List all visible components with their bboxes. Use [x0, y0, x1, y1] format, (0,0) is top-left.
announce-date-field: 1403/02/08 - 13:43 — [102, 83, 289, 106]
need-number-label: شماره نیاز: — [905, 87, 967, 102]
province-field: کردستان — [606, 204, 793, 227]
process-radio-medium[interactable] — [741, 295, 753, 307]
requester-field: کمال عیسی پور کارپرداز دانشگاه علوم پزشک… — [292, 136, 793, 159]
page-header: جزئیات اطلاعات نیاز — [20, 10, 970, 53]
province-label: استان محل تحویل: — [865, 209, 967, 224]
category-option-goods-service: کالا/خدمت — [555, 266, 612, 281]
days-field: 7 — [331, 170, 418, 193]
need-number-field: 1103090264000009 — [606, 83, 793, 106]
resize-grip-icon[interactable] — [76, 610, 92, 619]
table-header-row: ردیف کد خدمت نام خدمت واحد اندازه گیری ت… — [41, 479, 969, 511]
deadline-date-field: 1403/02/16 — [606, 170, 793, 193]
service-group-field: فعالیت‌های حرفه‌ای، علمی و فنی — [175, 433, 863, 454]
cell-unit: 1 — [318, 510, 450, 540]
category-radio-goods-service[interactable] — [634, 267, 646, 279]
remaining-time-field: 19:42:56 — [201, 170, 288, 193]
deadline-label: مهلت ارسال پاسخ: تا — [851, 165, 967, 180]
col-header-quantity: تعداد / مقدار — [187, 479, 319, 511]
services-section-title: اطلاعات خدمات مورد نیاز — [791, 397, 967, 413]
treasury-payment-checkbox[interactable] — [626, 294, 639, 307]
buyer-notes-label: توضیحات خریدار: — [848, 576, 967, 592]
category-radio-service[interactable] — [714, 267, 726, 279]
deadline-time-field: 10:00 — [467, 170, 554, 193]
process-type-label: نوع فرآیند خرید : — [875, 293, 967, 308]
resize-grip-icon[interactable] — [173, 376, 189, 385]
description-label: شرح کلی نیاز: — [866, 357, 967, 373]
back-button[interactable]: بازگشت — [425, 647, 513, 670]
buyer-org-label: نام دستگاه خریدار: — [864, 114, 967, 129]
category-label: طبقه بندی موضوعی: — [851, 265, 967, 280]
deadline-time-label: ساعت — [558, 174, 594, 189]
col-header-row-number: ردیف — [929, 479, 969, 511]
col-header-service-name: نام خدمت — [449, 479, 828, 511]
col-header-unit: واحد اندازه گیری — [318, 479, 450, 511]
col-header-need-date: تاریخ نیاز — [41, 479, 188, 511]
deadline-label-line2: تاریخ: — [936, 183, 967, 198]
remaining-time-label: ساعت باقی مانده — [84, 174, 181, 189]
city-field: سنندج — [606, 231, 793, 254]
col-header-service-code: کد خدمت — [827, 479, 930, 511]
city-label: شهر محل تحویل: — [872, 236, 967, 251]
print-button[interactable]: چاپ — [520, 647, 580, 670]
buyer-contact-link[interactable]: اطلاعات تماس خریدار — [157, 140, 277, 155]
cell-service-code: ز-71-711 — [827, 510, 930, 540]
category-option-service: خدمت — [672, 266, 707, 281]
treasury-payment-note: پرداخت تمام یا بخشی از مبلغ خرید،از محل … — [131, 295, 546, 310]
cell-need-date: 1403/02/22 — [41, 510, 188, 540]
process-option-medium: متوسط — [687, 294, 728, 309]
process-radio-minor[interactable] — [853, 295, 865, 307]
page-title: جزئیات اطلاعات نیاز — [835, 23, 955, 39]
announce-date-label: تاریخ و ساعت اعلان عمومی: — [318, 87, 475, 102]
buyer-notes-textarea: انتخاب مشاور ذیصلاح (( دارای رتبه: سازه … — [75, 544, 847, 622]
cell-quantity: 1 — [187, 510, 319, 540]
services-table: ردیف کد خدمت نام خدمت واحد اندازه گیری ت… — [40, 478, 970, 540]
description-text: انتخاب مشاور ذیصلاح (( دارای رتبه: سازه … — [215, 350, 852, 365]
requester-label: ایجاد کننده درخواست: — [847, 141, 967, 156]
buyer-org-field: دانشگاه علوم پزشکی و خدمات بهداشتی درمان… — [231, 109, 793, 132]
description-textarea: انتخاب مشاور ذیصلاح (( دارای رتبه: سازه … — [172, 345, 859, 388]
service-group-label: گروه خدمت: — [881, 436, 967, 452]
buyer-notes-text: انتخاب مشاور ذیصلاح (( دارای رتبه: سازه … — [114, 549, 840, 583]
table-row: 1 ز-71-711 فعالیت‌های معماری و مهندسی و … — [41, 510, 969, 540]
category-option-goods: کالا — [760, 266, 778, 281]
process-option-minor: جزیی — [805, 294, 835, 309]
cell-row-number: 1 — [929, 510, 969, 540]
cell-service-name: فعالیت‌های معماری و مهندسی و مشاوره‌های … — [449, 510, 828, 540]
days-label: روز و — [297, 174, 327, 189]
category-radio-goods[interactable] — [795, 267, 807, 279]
· · · · ·
* Problem *
Convert the entry above into a JSON list of strings, one string per line, leaving out any blank lines.

* Answer to the problem *
[
  "List all visible components with their bboxes. Use [x0, y0, x1, y1] format, (0,0) is top-left.",
  "announce-date-field: 1403/02/08 - 13:43 — [102, 83, 289, 106]",
  "need-number-label: شماره نیاز: — [905, 87, 967, 102]",
  "province-field: کردستان — [606, 204, 793, 227]",
  "process-radio-medium[interactable] — [741, 295, 753, 307]",
  "requester-field: کمال عیسی پور کارپرداز دانشگاه علوم پزشک… — [292, 136, 793, 159]",
  "page-header: جزئیات اطلاعات نیاز — [20, 10, 970, 53]",
  "province-label: استان محل تحویل: — [865, 209, 967, 224]",
  "category-option-goods-service: کالا/خدمت — [555, 266, 612, 281]",
  "days-field: 7 — [331, 170, 418, 193]",
  "need-number-field: 1103090264000009 — [606, 83, 793, 106]",
  "resize-grip-icon[interactable] — [76, 610, 92, 619]",
  "table-header-row: ردیف کد خدمت نام خدمت واحد اندازه گیری ت… — [41, 479, 969, 511]",
  "deadline-date-field: 1403/02/16 — [606, 170, 793, 193]",
  "service-group-field: فعالیت‌های حرفه‌ای، علمی و فنی — [175, 433, 863, 454]",
  "cell-unit: 1 — [318, 510, 450, 540]",
  "category-radio-goods-service[interactable] — [634, 267, 646, 279]",
  "remaining-time-field: 19:42:56 — [201, 170, 288, 193]",
  "deadline-label: مهلت ارسال پاسخ: تا — [851, 165, 967, 180]",
  "col-header-quantity: تعداد / مقدار — [187, 479, 319, 511]",
  "services-section-title: اطلاعات خدمات مورد نیاز — [791, 397, 967, 413]",
  "treasury-payment-checkbox[interactable] — [626, 294, 639, 307]",
  "buyer-notes-label: توضیحات خریدار: — [848, 576, 967, 592]",
  "category-radio-service[interactable] — [714, 267, 726, 279]",
  "deadline-time-field: 10:00 — [467, 170, 554, 193]",
  "process-type-label: نوع فرآیند خرید : — [875, 293, 967, 308]",
  "resize-grip-icon[interactable] — [173, 376, 189, 385]",
  "description-label: شرح کلی نیاز: — [866, 357, 967, 373]",
  "back-button[interactable]: بازگشت — [425, 647, 513, 670]",
  "buyer-org-label: نام دستگاه خریدار: — [864, 114, 967, 129]",
  "category-label: طبقه بندی موضوعی: — [851, 265, 967, 280]",
  "deadline-time-label: ساعت — [558, 174, 594, 189]",
  "col-header-row-number: ردیف — [929, 479, 969, 511]",
  "col-header-service-name: نام خدمت — [449, 479, 828, 511]",
  "col-header-unit: واحد اندازه گیری — [318, 479, 450, 511]",
  "col-header-need-date: تاریخ نیاز — [41, 479, 188, 511]",
  "deadline-label-line2: تاریخ: — [936, 183, 967, 198]",
  "remaining-time-label: ساعت باقی مانده — [84, 174, 181, 189]",
  "city-field: سنندج — [606, 231, 793, 254]",
  "col-header-service-code: کد خدمت — [827, 479, 930, 511]",
  "city-label: شهر محل تحویل: — [872, 236, 967, 251]",
  "print-button[interactable]: چاپ — [520, 647, 580, 670]",
  "buyer-contact-link[interactable]: اطلاعات تماس خریدار — [157, 140, 277, 155]",
  "cell-service-code: ز-71-711 — [827, 510, 930, 540]",
  "category-option-service: خدمت — [672, 266, 707, 281]",
  "treasury-payment-note: پرداخت تمام یا بخشی از مبلغ خرید،از محل … — [131, 295, 546, 310]",
  "cell-need-date: 1403/02/22 — [41, 510, 188, 540]",
  "process-option-medium: متوسط — [687, 294, 728, 309]",
  "process-radio-minor[interactable] — [853, 295, 865, 307]",
  "page-title: جزئیات اطلاعات نیاز — [835, 23, 955, 39]",
  "announce-date-label: تاریخ و ساعت اعلان عمومی: — [318, 87, 475, 102]",
  "buyer-notes-textarea: انتخاب مشاور ذیصلاح (( دارای رتبه: سازه … — [75, 544, 847, 622]",
  "cell-quantity: 1 — [187, 510, 319, 540]",
  "services-table: ردیف کد خدمت نام خدمت واحد اندازه گیری ت… — [40, 478, 970, 540]",
  "description-text: انتخاب مشاور ذیصلاح (( دارای رتبه: سازه … — [215, 350, 852, 365]",
  "requester-label: ایجاد کننده درخواست: — [847, 141, 967, 156]",
  "buyer-org-field: دانشگاه علوم پزشکی و خدمات بهداشتی درمان… — [231, 109, 793, 132]",
  "description-textarea: انتخاب مشاور ذیصلاح (( دارای رتبه: سازه … — [172, 345, 859, 388]",
  "service-group-label: گروه خدمت: — [881, 436, 967, 452]",
  "buyer-notes-text: انتخاب مشاور ذیصلاح (( دارای رتبه: سازه … — [114, 549, 840, 583]",
  "table-row: 1 ز-71-711 فعالیت‌های معماری و مهندسی و … — [41, 510, 969, 540]",
  "category-option-goods: کالا — [760, 266, 778, 281]",
  "process-option-minor: جزیی — [805, 294, 835, 309]",
  "cell-row-number: 1 — [929, 510, 969, 540]",
  "cell-service-name: فعالیت‌های معماری و مهندسی و مشاوره‌های … — [449, 510, 828, 540]",
  "days-label: روز و — [297, 174, 327, 189]",
  "category-radio-goods[interactable] — [795, 267, 807, 279]"
]